Task requirements — Reproduce every entry below precisely; do not include the pictures.

========

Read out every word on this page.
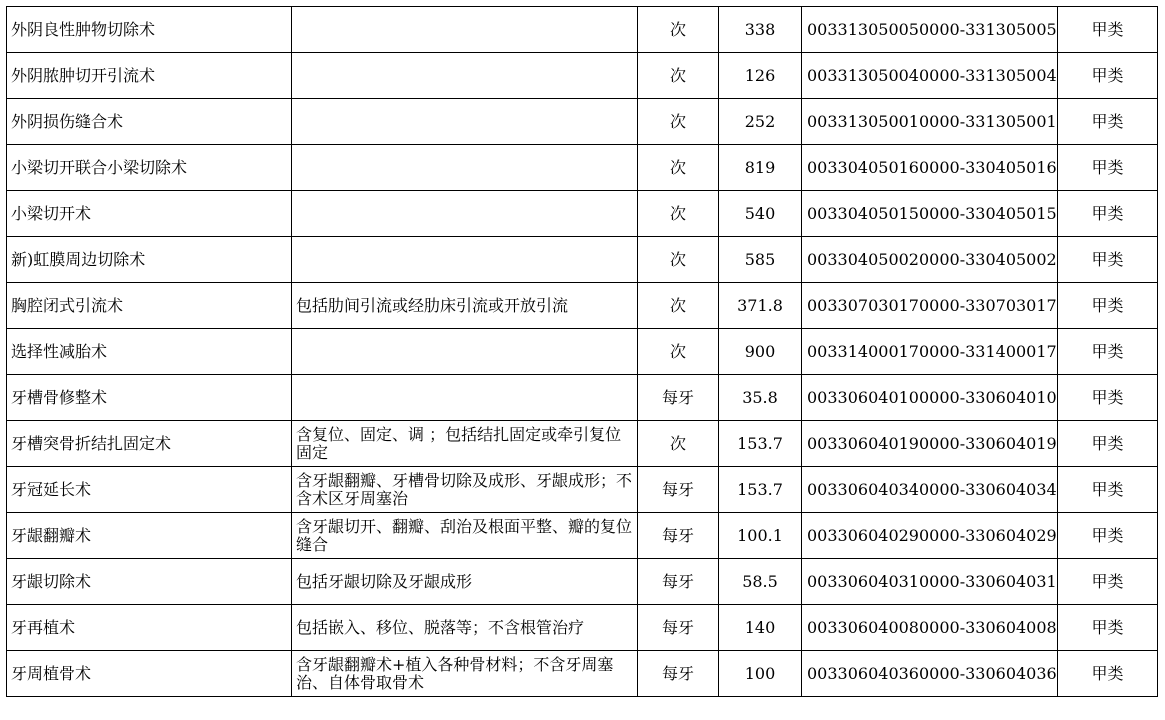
外阴良性肿物切除术		次	338	003313050050000-331305005	甲类
外阴脓肿切开引流术		次	126	003313050040000-331305004	甲类
外阴损伤缝合术		次	252	003313050010000-331305001	甲类
小梁切开联合小梁切除术		次	819	003304050160000-330405016	甲类
小梁切开术		次	540	003304050150000-330405015	甲类
新)虹膜周边切除术		次	585	003304050020000-330405002	甲类
胸腔闭式引流术	包括肋间引流或经肋床引流或开放引流	次	371.8	003307030170000-330703017	甲类
选择性减胎术		次	900	003314000170000-331400017	甲类
牙槽骨修整术		每牙	35.8	003306040100000-330604010	甲类
牙槽突骨折结扎固定术	含复位、固定、调 ；包括结扎固定或牵引复位固定	次	153.7	003306040190000-330604019	甲类
牙冠延长术	含牙龈翻瓣、牙槽骨切除及成形、牙龈成形；不含术区牙周塞治	每牙	153.7	003306040340000-330604034	甲类
牙龈翻瓣术	含牙龈切开、翻瓣、刮治及根面平整、瓣的复位缝合	每牙	100.1	003306040290000-330604029	甲类
牙龈切除术	包括牙龈切除及牙龈成形	每牙	58.5	003306040310000-330604031	甲类
牙再植术	包括嵌入、移位、脱落等；不含根管治疗	每牙	140	003306040080000-330604008	甲类
牙周植骨术	含牙龈翻瓣术+植入各种骨材料；不含牙周塞治、自体骨取骨术	每牙	100	003306040360000-330604036	甲类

========

Written answer —
Read out every word on this page.
外阴良性肿物切除术		次	338	003313050050000-331305005	甲类
外阴脓肿切开引流术		次	126	003313050040000-331305004	甲类
外阴损伤缝合术		次	252	003313050010000-331305001	甲类
小梁切开联合小梁切除术		次	819	003304050160000-330405016	甲类
小梁切开术		次	540	003304050150000-330405015	甲类
新)虹膜周边切除术		次	585	003304050020000-330405002	甲类
胸腔闭式引流术	包括肋间引流或经肋床引流或开放引流	次	371.8	003307030170000-330703017	甲类
选择性减胎术		次	900	003314000170000-331400017	甲类
牙槽骨修整术		每牙	35.8	003306040100000-330604010	甲类
牙槽突骨折结扎固定术	含复位、固定、调 ；包括结扎固定或牵引复位固定	次	153.7	003306040190000-330604019	甲类
牙冠延长术	含牙龈翻瓣、牙槽骨切除及成形、牙龈成形；不含术区牙周塞治	每牙	153.7	003306040340000-330604034	甲类
牙龈翻瓣术	含牙龈切开、翻瓣、刮治及根面平整、瓣的复位缝合	每牙	100.1	003306040290000-330604029	甲类
牙龈切除术	包括牙龈切除及牙龈成形	每牙	58.5	003306040310000-330604031	甲类
牙再植术	包括嵌入、移位、脱落等；不含根管治疗	每牙	140	003306040080000-330604008	甲类
牙周植骨术	含牙龈翻瓣术+植入各种骨材料；不含牙周塞治、自体骨取骨术	每牙	100	003306040360000-330604036	甲类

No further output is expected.